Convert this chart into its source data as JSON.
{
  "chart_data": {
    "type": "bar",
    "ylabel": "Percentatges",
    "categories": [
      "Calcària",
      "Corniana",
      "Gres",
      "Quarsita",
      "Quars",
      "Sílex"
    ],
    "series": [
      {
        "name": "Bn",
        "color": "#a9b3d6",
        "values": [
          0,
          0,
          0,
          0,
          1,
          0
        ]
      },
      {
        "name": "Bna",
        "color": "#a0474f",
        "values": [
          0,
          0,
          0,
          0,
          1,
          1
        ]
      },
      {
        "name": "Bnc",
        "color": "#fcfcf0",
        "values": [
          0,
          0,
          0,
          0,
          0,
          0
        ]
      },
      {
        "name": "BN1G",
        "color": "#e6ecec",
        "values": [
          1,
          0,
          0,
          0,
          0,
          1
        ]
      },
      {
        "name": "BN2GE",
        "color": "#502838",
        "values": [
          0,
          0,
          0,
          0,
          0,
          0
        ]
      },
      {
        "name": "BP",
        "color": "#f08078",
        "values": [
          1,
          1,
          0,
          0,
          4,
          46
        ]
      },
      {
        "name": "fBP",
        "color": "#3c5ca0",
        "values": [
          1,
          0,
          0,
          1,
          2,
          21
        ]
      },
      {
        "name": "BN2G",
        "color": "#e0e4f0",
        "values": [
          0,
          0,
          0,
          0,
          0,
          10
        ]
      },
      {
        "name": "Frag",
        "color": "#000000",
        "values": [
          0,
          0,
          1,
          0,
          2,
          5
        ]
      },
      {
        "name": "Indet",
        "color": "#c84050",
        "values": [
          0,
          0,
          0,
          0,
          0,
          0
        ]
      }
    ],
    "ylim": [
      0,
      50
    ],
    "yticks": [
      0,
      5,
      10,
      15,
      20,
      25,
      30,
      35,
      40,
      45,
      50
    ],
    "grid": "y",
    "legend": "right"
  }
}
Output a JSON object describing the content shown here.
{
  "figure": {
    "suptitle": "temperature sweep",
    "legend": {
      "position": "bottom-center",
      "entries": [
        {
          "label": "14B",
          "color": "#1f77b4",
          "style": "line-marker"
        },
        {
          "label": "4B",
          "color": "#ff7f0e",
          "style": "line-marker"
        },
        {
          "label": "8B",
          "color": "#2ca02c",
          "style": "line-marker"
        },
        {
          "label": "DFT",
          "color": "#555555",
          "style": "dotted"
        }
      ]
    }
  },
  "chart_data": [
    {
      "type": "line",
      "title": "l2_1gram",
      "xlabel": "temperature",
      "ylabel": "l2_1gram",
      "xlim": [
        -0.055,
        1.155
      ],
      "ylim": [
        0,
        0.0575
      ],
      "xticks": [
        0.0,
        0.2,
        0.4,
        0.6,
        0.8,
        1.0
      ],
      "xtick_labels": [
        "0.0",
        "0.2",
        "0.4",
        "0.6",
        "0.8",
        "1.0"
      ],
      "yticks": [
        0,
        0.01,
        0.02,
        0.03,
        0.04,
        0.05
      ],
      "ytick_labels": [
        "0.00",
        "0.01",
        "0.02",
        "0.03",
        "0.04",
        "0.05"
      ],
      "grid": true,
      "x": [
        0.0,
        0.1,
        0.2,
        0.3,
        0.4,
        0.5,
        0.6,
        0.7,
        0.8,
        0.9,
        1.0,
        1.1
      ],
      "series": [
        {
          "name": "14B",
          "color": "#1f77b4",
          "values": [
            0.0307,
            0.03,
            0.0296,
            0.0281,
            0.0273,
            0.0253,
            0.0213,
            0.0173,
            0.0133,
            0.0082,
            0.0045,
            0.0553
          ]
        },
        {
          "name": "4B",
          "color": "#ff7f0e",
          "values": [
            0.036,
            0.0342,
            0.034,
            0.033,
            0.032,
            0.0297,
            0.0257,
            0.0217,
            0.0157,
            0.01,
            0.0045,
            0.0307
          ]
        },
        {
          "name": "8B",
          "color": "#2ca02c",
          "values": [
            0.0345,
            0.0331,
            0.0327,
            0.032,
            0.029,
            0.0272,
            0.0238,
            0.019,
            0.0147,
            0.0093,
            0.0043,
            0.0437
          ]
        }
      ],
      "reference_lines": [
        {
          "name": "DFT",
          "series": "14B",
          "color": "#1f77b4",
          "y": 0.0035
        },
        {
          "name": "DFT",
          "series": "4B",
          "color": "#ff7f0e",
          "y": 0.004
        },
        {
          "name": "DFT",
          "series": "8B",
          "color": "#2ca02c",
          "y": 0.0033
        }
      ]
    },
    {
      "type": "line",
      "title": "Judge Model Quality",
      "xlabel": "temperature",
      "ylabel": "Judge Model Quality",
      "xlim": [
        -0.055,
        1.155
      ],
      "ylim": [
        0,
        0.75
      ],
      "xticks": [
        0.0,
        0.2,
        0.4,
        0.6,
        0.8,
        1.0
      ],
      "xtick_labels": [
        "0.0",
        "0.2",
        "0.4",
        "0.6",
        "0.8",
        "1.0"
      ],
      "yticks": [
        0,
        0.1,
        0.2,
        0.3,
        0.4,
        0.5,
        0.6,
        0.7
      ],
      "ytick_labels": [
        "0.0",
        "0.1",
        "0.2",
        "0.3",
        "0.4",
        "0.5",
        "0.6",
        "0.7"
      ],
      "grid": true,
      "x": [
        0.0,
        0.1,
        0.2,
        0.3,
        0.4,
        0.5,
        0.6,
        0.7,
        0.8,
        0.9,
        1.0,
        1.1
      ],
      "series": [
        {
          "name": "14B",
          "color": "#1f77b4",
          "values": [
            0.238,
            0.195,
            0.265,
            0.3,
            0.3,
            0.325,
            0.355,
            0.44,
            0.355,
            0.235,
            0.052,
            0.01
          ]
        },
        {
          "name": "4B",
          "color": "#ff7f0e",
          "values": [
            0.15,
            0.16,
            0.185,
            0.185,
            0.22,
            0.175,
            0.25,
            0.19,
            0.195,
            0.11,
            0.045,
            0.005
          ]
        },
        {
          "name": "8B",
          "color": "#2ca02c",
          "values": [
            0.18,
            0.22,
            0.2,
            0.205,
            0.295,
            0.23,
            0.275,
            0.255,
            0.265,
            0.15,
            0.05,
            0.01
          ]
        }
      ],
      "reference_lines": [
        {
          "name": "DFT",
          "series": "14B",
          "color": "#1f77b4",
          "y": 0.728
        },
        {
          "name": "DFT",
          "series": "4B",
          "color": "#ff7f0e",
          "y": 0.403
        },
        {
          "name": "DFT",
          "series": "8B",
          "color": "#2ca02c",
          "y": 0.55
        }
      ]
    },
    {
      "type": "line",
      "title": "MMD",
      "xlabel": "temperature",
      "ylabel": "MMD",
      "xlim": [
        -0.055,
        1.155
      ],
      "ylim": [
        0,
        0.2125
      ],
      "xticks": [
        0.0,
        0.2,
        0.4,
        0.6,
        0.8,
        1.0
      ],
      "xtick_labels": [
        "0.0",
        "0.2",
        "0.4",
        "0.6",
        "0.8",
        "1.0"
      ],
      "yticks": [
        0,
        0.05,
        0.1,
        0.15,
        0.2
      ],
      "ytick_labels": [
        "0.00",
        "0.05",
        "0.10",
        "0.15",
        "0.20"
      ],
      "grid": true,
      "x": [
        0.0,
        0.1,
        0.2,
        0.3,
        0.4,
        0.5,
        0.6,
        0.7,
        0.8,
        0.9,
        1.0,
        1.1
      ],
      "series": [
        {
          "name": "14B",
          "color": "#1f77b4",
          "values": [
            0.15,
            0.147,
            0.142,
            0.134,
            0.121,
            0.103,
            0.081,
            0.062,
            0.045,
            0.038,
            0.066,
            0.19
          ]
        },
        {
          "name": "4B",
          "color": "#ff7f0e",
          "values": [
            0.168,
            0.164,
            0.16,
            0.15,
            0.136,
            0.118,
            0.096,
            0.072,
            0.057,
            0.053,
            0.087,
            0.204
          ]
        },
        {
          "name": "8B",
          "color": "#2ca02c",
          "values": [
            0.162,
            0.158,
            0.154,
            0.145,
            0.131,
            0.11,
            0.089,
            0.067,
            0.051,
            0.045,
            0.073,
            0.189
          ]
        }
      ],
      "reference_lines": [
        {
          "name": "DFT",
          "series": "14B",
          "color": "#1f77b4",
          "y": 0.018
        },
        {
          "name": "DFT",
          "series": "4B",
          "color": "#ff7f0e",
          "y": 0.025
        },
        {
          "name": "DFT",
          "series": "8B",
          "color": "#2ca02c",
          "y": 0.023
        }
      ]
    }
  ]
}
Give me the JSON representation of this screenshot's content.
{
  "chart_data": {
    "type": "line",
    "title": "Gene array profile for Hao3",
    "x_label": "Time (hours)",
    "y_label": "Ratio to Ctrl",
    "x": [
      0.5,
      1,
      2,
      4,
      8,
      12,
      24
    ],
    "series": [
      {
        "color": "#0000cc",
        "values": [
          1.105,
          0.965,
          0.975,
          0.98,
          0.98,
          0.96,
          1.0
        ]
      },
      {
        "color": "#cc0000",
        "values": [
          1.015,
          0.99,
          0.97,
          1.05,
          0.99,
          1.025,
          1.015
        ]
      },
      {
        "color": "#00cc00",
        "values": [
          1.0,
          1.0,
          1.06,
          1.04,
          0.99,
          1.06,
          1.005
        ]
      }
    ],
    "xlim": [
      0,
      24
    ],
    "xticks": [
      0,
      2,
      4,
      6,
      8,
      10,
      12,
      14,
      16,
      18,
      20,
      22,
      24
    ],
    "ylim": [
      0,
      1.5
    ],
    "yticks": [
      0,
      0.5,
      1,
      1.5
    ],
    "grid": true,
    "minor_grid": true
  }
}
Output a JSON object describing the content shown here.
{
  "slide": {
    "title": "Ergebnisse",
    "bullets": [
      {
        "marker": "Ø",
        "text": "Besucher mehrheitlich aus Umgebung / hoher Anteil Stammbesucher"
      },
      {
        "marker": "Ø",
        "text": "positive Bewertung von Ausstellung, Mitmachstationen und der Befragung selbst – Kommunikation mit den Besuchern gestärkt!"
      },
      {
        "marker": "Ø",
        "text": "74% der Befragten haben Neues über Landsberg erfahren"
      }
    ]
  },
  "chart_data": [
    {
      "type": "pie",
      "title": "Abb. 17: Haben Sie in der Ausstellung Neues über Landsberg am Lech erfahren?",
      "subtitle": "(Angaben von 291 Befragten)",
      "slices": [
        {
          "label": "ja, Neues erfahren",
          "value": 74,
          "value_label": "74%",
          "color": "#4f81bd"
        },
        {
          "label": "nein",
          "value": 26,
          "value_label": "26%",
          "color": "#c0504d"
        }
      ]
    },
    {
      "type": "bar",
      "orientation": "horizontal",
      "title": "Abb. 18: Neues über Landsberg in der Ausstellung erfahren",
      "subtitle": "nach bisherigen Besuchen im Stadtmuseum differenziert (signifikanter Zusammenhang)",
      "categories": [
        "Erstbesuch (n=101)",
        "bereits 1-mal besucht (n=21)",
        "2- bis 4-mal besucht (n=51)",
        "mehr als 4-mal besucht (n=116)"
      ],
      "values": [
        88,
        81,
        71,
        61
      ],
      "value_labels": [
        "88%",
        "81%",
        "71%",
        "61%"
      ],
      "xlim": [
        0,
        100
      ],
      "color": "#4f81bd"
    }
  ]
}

*****

REQUIRED TASK:
Among the lines above, count those containing the word "Model" and give nothing but the result.

OUTPUT OF THE EXERCISE:
2